WORK REQUIRED
Omit every picture and write out the rest of the records exactly.

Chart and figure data
------------------------------------------------------------

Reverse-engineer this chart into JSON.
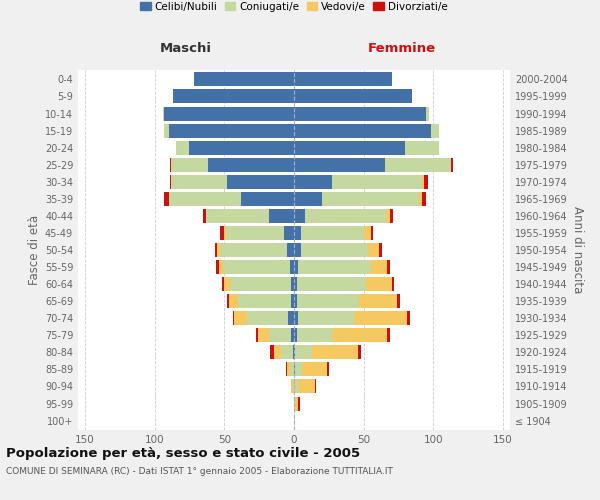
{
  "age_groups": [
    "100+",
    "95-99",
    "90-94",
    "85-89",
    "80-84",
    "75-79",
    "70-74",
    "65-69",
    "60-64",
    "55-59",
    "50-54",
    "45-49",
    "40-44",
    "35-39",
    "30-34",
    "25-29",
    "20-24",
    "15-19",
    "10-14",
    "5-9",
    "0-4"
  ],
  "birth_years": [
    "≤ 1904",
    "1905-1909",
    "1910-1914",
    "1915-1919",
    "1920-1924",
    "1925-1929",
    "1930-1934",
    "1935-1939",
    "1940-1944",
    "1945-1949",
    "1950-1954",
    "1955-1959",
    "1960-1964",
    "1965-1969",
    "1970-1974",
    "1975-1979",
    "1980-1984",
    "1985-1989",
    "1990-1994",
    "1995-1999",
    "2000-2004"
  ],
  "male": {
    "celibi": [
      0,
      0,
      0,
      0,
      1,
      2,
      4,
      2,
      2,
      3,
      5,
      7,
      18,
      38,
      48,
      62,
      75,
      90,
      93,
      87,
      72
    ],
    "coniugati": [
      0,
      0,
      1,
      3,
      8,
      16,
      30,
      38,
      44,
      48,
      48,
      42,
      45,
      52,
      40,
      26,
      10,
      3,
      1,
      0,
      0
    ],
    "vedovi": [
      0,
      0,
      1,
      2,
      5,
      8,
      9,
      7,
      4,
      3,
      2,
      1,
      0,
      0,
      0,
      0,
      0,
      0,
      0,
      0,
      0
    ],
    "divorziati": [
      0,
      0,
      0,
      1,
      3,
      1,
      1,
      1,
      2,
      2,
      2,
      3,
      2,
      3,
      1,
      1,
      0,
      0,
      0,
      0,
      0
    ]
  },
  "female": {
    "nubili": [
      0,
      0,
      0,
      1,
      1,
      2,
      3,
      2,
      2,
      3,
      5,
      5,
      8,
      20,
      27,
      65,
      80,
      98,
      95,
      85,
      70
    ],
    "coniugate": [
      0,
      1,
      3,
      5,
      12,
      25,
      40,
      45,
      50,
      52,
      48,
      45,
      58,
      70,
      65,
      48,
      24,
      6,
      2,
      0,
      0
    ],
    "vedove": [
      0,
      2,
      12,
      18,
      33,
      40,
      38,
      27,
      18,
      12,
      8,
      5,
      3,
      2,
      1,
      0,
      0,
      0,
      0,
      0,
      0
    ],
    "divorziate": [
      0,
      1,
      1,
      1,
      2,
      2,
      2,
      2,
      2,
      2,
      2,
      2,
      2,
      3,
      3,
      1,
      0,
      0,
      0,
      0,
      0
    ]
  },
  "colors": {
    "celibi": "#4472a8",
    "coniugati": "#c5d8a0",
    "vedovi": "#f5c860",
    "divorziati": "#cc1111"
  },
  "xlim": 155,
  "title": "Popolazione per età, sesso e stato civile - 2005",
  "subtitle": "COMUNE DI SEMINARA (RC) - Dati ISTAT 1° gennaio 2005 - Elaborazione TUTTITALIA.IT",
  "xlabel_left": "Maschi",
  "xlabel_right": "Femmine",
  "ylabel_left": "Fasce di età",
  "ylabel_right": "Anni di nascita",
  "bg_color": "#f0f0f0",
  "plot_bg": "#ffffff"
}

------------------------------------------------------------

TASK OUTPUT
Reverse-engineer this chart into JSON.
{
  "age_groups": [
    "100+",
    "95-99",
    "90-94",
    "85-89",
    "80-84",
    "75-79",
    "70-74",
    "65-69",
    "60-64",
    "55-59",
    "50-54",
    "45-49",
    "40-44",
    "35-39",
    "30-34",
    "25-29",
    "20-24",
    "15-19",
    "10-14",
    "5-9",
    "0-4"
  ],
  "birth_years": [
    "≤ 1904",
    "1905-1909",
    "1910-1914",
    "1915-1919",
    "1920-1924",
    "1925-1929",
    "1930-1934",
    "1935-1939",
    "1940-1944",
    "1945-1949",
    "1950-1954",
    "1955-1959",
    "1960-1964",
    "1965-1969",
    "1970-1974",
    "1975-1979",
    "1980-1984",
    "1985-1989",
    "1990-1994",
    "1995-1999",
    "2000-2004"
  ],
  "male": {
    "celibi": [
      0,
      0,
      0,
      0,
      1,
      2,
      4,
      2,
      2,
      3,
      5,
      7,
      18,
      38,
      48,
      62,
      75,
      90,
      93,
      87,
      72
    ],
    "coniugati": [
      0,
      0,
      1,
      3,
      8,
      16,
      30,
      38,
      44,
      48,
      48,
      42,
      45,
      52,
      40,
      26,
      10,
      3,
      1,
      0,
      0
    ],
    "vedovi": [
      0,
      0,
      1,
      2,
      5,
      8,
      9,
      7,
      4,
      3,
      2,
      1,
      0,
      0,
      0,
      0,
      0,
      0,
      0,
      0,
      0
    ],
    "divorziati": [
      0,
      0,
      0,
      1,
      3,
      1,
      1,
      1,
      2,
      2,
      2,
      3,
      2,
      3,
      1,
      1,
      0,
      0,
      0,
      0,
      0
    ]
  },
  "female": {
    "nubili": [
      0,
      0,
      0,
      1,
      1,
      2,
      3,
      2,
      2,
      3,
      5,
      5,
      8,
      20,
      27,
      65,
      80,
      98,
      95,
      85,
      70
    ],
    "coniugate": [
      0,
      1,
      3,
      5,
      12,
      25,
      40,
      45,
      50,
      52,
      48,
      45,
      58,
      70,
      65,
      48,
      24,
      6,
      2,
      0,
      0
    ],
    "vedove": [
      0,
      2,
      12,
      18,
      33,
      40,
      38,
      27,
      18,
      12,
      8,
      5,
      3,
      2,
      1,
      0,
      0,
      0,
      0,
      0,
      0
    ],
    "divorziate": [
      0,
      1,
      1,
      1,
      2,
      2,
      2,
      2,
      2,
      2,
      2,
      2,
      2,
      3,
      3,
      1,
      0,
      0,
      0,
      0,
      0
    ]
  },
  "colors": {
    "celibi": "#4472a8",
    "coniugati": "#c5d8a0",
    "vedovi": "#f5c860",
    "divorziati": "#cc1111"
  },
  "xlim": 155,
  "title": "Popolazione per età, sesso e stato civile - 2005",
  "subtitle": "COMUNE DI SEMINARA (RC) - Dati ISTAT 1° gennaio 2005 - Elaborazione TUTTITALIA.IT",
  "xlabel_left": "Maschi",
  "xlabel_right": "Femmine",
  "ylabel_left": "Fasce di età",
  "ylabel_right": "Anni di nascita",
  "bg_color": "#f0f0f0",
  "plot_bg": "#ffffff"
}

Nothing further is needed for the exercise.